> [STATED TASK]: Give back the full listing, character for character, with no pictures.

> [DATASET CONTENT]:
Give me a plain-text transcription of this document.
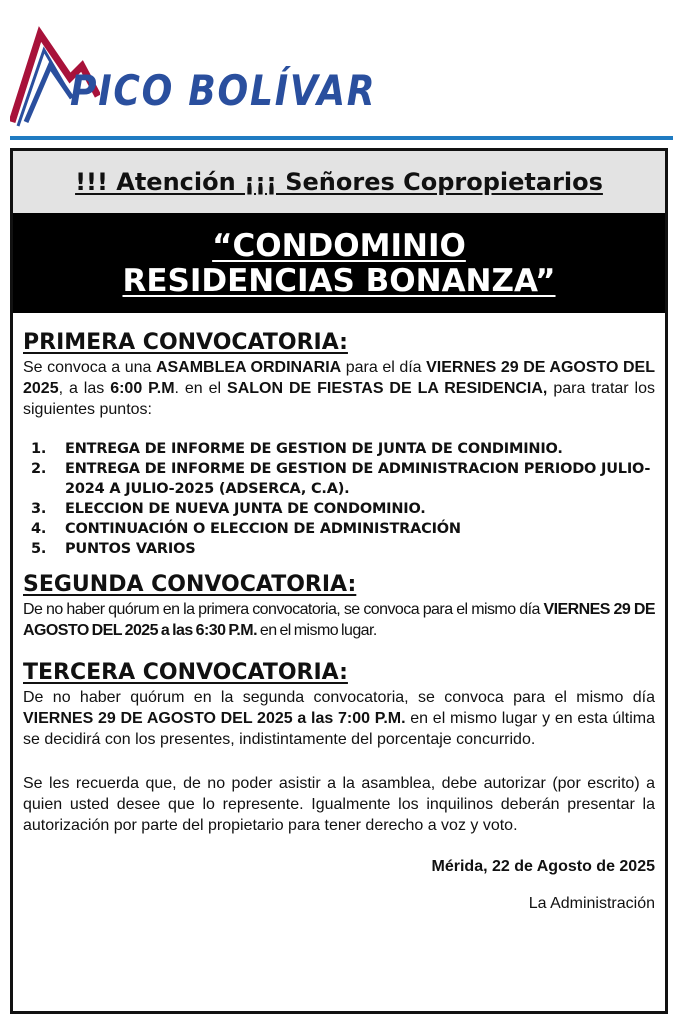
PICO BOLÍVAR
!!! Atención ¡¡¡ Señores Copropietarios
“CONDOMINIO
RESIDENCIAS BONANZA”
PRIMERA CONVOCATORIA:

Se convoca a una ASAMBLEA ORDINARIA para el día VIERNES 29 DE AGOSTO DEL 2025, a las 6:00 P.M. en el SALON DE FIESTAS DE LA RESIDENCIA, para tratar los siguientes puntos:

1. ENTREGA DE INFORME DE GESTION DE JUNTA DE CONDIMINIO.
2. ENTREGA DE INFORME DE GESTION DE ADMINISTRACION PERIODO JULIO-2024 A JULIO-2025 (ADSERCA, C.A).
3. ELECCION DE NUEVA JUNTA DE CONDOMINIO.
4. CONTINUACIÓN O ELECCION DE ADMINISTRACIÓN
5. PUNTOS VARIOS
SEGUNDA CONVOCATORIA:

De no haber quórum en la primera convocatoria, se convoca para el mismo día VIERNES 29 DE AGOSTO DEL 2025 a las 6:30 P.M. en el mismo lugar.

TERCERA CONVOCATORIA:

De no haber quórum en la segunda convocatoria, se convoca para el mismo día VIERNES 29 DE AGOSTO DEL 2025 a las 7:00 P.M. en el mismo lugar y en esta última se decidirá con los presentes, indistintamente del porcentaje concurrido.

Se les recuerda que, de no poder asistir a la asamblea, debe autorizar (por escrito) a quien usted desee que lo represente. Igualmente los inquilinos deberán presentar la autorización por parte del propietario para tener derecho a voz y voto.

Mérida, 22 de Agosto de 2025
La Administración
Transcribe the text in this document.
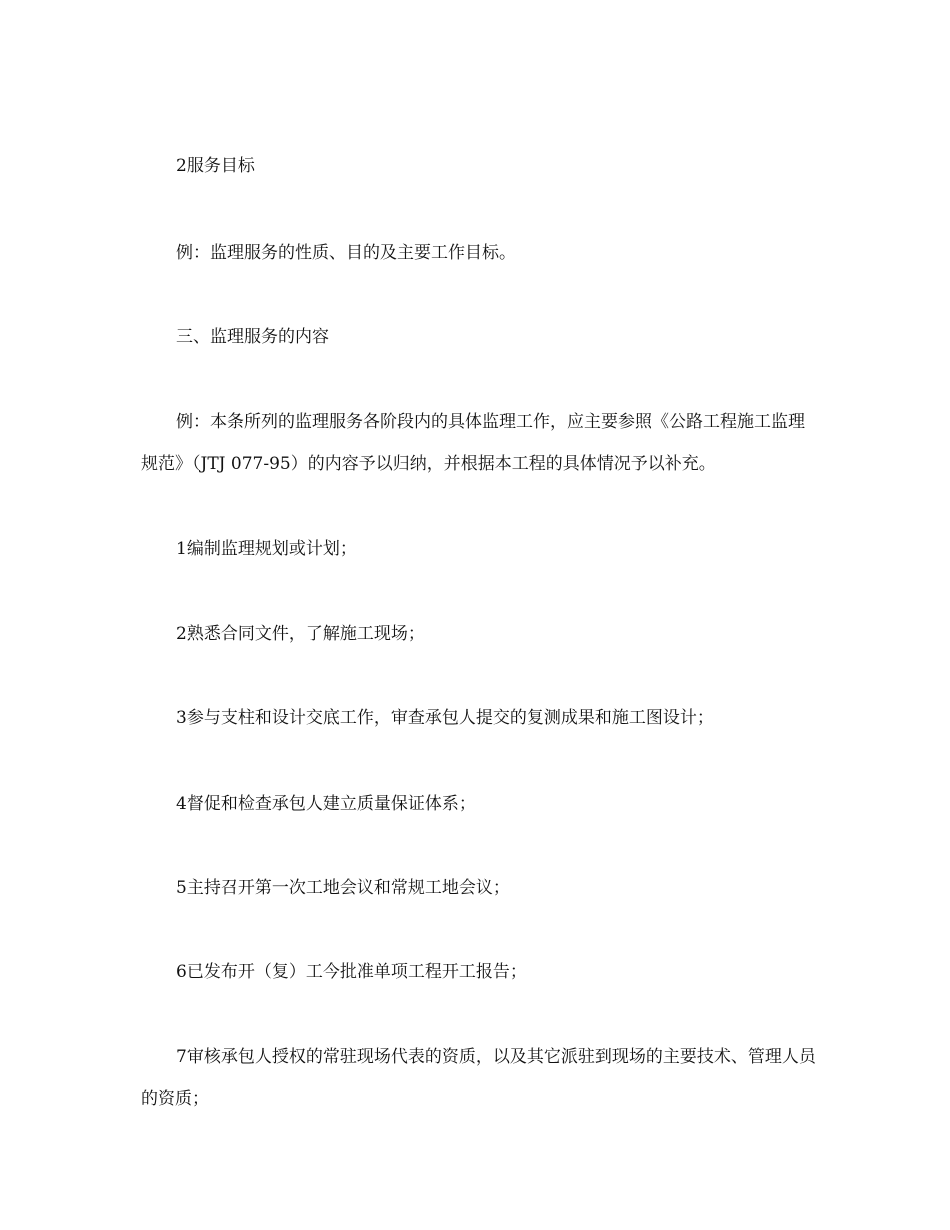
2服务目标

例：监理服务的性质、目的及主要工作目标。

三、监理服务的内容

例：本条所列的监理服务各阶段内的具体监理工作，应主要参照《公路工程施工监理规范》（JTJ 077-95）的内容予以归纳，并根据本工程的具体情况予以补充。

1编制监理规划或计划；

2熟悉合同文件，了解施工现场；

3参与支柱和设计交底工作，审查承包人提交的复测成果和施工图设计；

4督促和检查承包人建立质量保证体系；

5主持召开第一次工地会议和常规工地会议；

6已发布开（复）工今批准单项工程开工报告；

7审核承包人授权的常驻现场代表的资质，以及其它派驻到现场的主要技术、管理人员的资质；
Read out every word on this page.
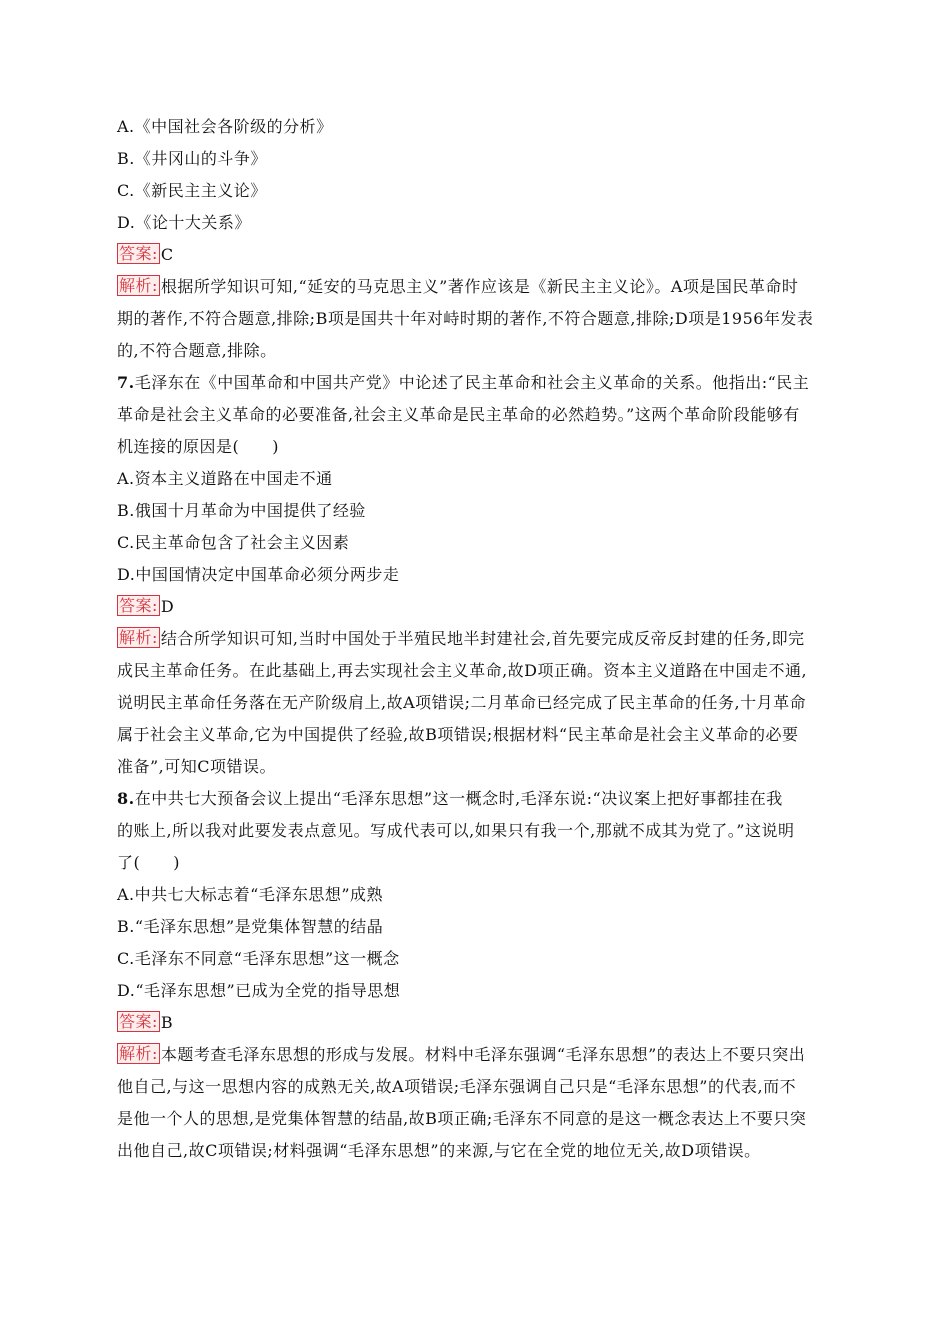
A.《中国社会各阶级的分析》
B.《井冈山的斗争》
C.《新民主主义论》
D.《论十大关系》
答案: C
解析: 根据所学知识可知,“延安的马克思主义”著作应该是《新民主主义论》。A项是国民革命时
期的著作,不符合题意,排除;B项是国共十年对峙时期的著作,不符合题意,排除;D项是1956年发表
的,不符合题意,排除。
7.毛泽东在《中国革命和中国共产党》中论述了民主革命和社会主义革命的关系。他指出:“民主
革命是社会主义革命的必要准备,社会主义革命是民主革命的必然趋势。”这两个革命阶段能够有
机连接的原因是(　　)
A.资本主义道路在中国走不通
B.俄国十月革命为中国提供了经验
C.民主革命包含了社会主义因素
D.中国国情决定中国革命必须分两步走
答案: D
解析: 结合所学知识可知,当时中国处于半殖民地半封建社会,首先要完成反帝反封建的任务,即完
成民主革命任务。在此基础上,再去实现社会主义革命,故D项正确。资本主义道路在中国走不通,
说明民主革命任务落在无产阶级肩上,故A项错误;二月革命已经完成了民主革命的任务,十月革命
属于社会主义革命,它为中国提供了经验,故B项错误;根据材料“民主革命是社会主义革命的必要
准备”,可知C项错误。
8.在中共七大预备会议上提出“毛泽东思想”这一概念时,毛泽东说:“决议案上把好事都挂在我
的账上,所以我对此要发表点意见。写成代表可以,如果只有我一个,那就不成其为党了。”这说明
了(　　)
A.中共七大标志着“毛泽东思想”成熟
B.“毛泽东思想”是党集体智慧的结晶
C.毛泽东不同意“毛泽东思想”这一概念
D.“毛泽东思想”已成为全党的指导思想
答案: B
解析: 本题考查毛泽东思想的形成与发展。材料中毛泽东强调“毛泽东思想”的表达上不要只突出
他自己,与这一思想内容的成熟无关,故A项错误;毛泽东强调自己只是“毛泽东思想”的代表,而不
是他一个人的思想,是党集体智慧的结晶,故B项正确;毛泽东不同意的是这一概念表达上不要只突
出他自己,故C项错误;材料强调“毛泽东思想”的来源,与它在全党的地位无关,故D项错误。
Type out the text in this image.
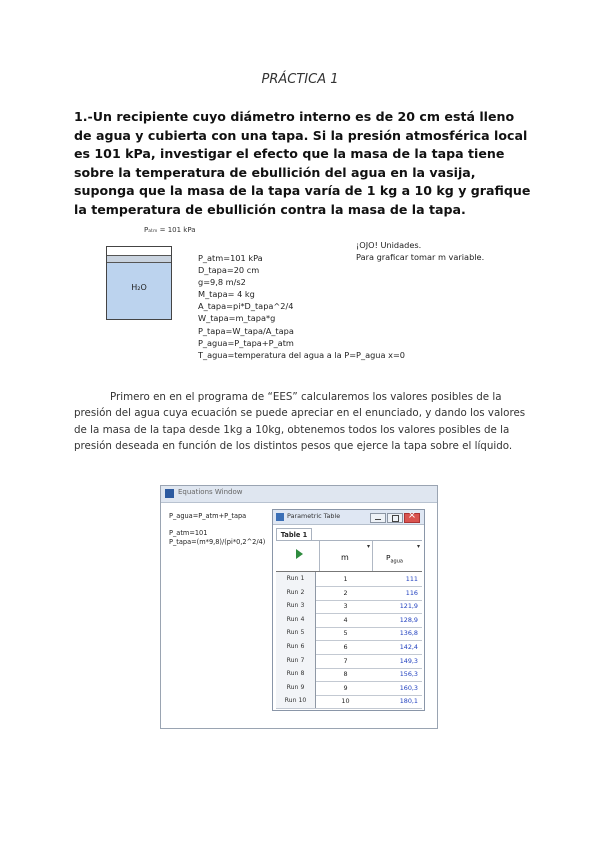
PRÁCTICA 1
1.-Un recipiente cuyo diámetro interno es de 20 cm está lleno de agua y cubierta con una tapa. Si la presión atmosférica local es 101 kPa, investigar el efecto que la masa de la tapa tiene sobre la temperatura de ebullición del agua en la vasija, suponga que la masa de la tapa varía de 1 kg a 10 kg y grafique la temperatura de ebullición contra la masa de la tapa.
Pₐₜₘ = 101 kPa
H₂O
P_atm=101 kPa
D_tapa=20 cm
g=9,8 m/s2
M_tapa= 4 kg
A_tapa=pi*D_tapa^2/4
W_tapa=m_tapa*g
P_tapa=W_tapa/A_tapa
P_agua=P_tapa+P_atm
T_agua=temperatura del agua a la P=P_agua x=0
¡OJO! Unidades.
Para graficar tomar m variable.
Primero en en el programa de “EES” calcularemos los valores posibles de la presión del agua cuya ecuación se puede apreciar en el enunciado, y dando los valores de la masa de la tapa desde 1kg a 10kg, obtenemos todos los valores posibles de la presión deseada en función de los distintos pesos que ejerce la tapa sobre el líquido.
Equations Window
P_agua=P_atm+P_tapa

P_atm=101
P_tapa=(m*9,8)/(pi*0,2^2/4)
Parametric Table
×
Table 1
m
▾
$P_{agua}$
▾
Run 1	1	111
Run 2	2	116
Run 3	3	121,9
Run 4	4	128,9
Run 5	5	136,8
Run 6	6	142,4
Run 7	7	149,3
Run 8	8	156,3
Run 9	9	160,3
Run 10	10	180,1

> [ANSWER TO THE EXERCISE]:
Give me a plain-text transcription of this document.
PICO BOLÍVAR
!!! Atención ¡¡¡ Señores Copropietarios
“CONDOMINIO
RESIDENCIAS BONANZA”
PRIMERA CONVOCATORIA:

Se convoca a una ASAMBLEA ORDINARIA para el día VIERNES 29 DE AGOSTO DEL 2025, a las 6:00 P.M. en el SALON DE FIESTAS DE LA RESIDENCIA, para tratar los siguientes puntos:

1. ENTREGA DE INFORME DE GESTION DE JUNTA DE CONDIMINIO.
2. ENTREGA DE INFORME DE GESTION DE ADMINISTRACION PERIODO JULIO-2024 A JULIO-2025 (ADSERCA, C.A).
3. ELECCION DE NUEVA JUNTA DE CONDOMINIO.
4. CONTINUACIÓN O ELECCION DE ADMINISTRACIÓN
5. PUNTOS VARIOS
SEGUNDA CONVOCATORIA:

De no haber quórum en la primera convocatoria, se convoca para el mismo día VIERNES 29 DE AGOSTO DEL 2025 a las 6:30 P.M. en el mismo lugar.

TERCERA CONVOCATORIA:

De no haber quórum en la segunda convocatoria, se convoca para el mismo día VIERNES 29 DE AGOSTO DEL 2025 a las 7:00 P.M. en el mismo lugar y en esta última se decidirá con los presentes, indistintamente del porcentaje concurrido.

Se les recuerda que, de no poder asistir a la asamblea, debe autorizar (por escrito) a quien usted desee que lo represente. Igualmente los inquilinos deberán presentar la autorización por parte del propietario para tener derecho a voz y voto.

Mérida, 22 de Agosto de 2025
La Administración
Transcribe the text in this document.
2服务目标

例：监理服务的性质、目的及主要工作目标。

三、监理服务的内容

例：本条所列的监理服务各阶段内的具体监理工作，应主要参照《公路工程施工监理规范》（JTJ 077-95）的内容予以归纳，并根据本工程的具体情况予以补充。

1编制监理规划或计划；

2熟悉合同文件，了解施工现场；

3参与支柱和设计交底工作，审查承包人提交的复测成果和施工图设计；

4督促和检查承包人建立质量保证体系；

5主持召开第一次工地会议和常规工地会议；

6已发布开（复）工今批准单项工程开工报告；

7审核承包人授权的常驻现场代表的资质，以及其它派驻到现场的主要技术、管理人员的资质；
Read out every word on this page.
A.《中国社会各阶级的分析》
B.《井冈山的斗争》
C.《新民主主义论》
D.《论十大关系》
答案: C
解析: 根据所学知识可知,“延安的马克思主义”著作应该是《新民主主义论》。A项是国民革命时
期的著作,不符合题意,排除;B项是国共十年对峙时期的著作,不符合题意,排除;D项是1956年发表
的,不符合题意,排除。
7.毛泽东在《中国革命和中国共产党》中论述了民主革命和社会主义革命的关系。他指出:“民主
革命是社会主义革命的必要准备,社会主义革命是民主革命的必然趋势。”这两个革命阶段能够有
机连接的原因是(　　)
A.资本主义道路在中国走不通
B.俄国十月革命为中国提供了经验
C.民主革命包含了社会主义因素
D.中国国情决定中国革命必须分两步走
答案: D
解析: 结合所学知识可知,当时中国处于半殖民地半封建社会,首先要完成反帝反封建的任务,即完
成民主革命任务。在此基础上,再去实现社会主义革命,故D项正确。资本主义道路在中国走不通,
说明民主革命任务落在无产阶级肩上,故A项错误;二月革命已经完成了民主革命的任务,十月革命
属于社会主义革命,它为中国提供了经验,故B项错误;根据材料“民主革命是社会主义革命的必要
准备”,可知C项错误。
8.在中共七大预备会议上提出“毛泽东思想”这一概念时,毛泽东说:“决议案上把好事都挂在我
的账上,所以我对此要发表点意见。写成代表可以,如果只有我一个,那就不成其为党了。”这说明
了(　　)
A.中共七大标志着“毛泽东思想”成熟
B.“毛泽东思想”是党集体智慧的结晶
C.毛泽东不同意“毛泽东思想”这一概念
D.“毛泽东思想”已成为全党的指导思想
答案: B
解析: 本题考查毛泽东思想的形成与发展。材料中毛泽东强调“毛泽东思想”的表达上不要只突出
他自己,与这一思想内容的成熟无关,故A项错误;毛泽东强调自己只是“毛泽东思想”的代表,而不
是他一个人的思想,是党集体智慧的结晶,故B项正确;毛泽东不同意的是这一概念表达上不要只突
出他自己,故C项错误;材料强调“毛泽东思想”的来源,与它在全党的地位无关,故D项错误。
Type out the text in this image.
PRÁCTICA 1
1.-Un recipiente cuyo diámetro interno es de 20 cm está lleno de agua y cubierta con una tapa. Si la presión atmosférica local es 101 kPa, investigar el efecto que la masa de la tapa tiene sobre la temperatura de ebullición del agua en la vasija, suponga que la masa de la tapa varía de 1 kg a 10 kg y grafique la temperatura de ebullición contra la masa de la tapa.
Pₐₜₘ = 101 kPa
H₂O
P_atm=101 kPa
D_tapa=20 cm
g=9,8 m/s2
M_tapa= 4 kg
A_tapa=pi*D_tapa^2/4
W_tapa=m_tapa*g
P_tapa=W_tapa/A_tapa
P_agua=P_tapa+P_atm
T_agua=temperatura del agua a la P=P_agua x=0
¡OJO! Unidades.
Para graficar tomar m variable.
Primero en en el programa de “EES” calcularemos los valores posibles de la presión del agua cuya ecuación se puede apreciar en el enunciado, y dando los valores de la masa de la tapa desde 1kg a 10kg, obtenemos todos los valores posibles de la presión deseada en función de los distintos pesos que ejerce la tapa sobre el líquido.
Equations Window
P_agua=P_atm+P_tapa

P_atm=101
P_tapa=(m*9,8)/(pi*0,2^2/4)
Parametric Table
×
Table 1
m
▾
$P_{agua}$
▾
Run 1	1	111
Run 2	2	116
Run 3	3	121,9
Run 4	4	128,9
Run 5	5	136,8
Run 6	6	142,4
Run 7	7	149,3
Run 8	8	156,3
Run 9	9	160,3
Run 10	10	180,1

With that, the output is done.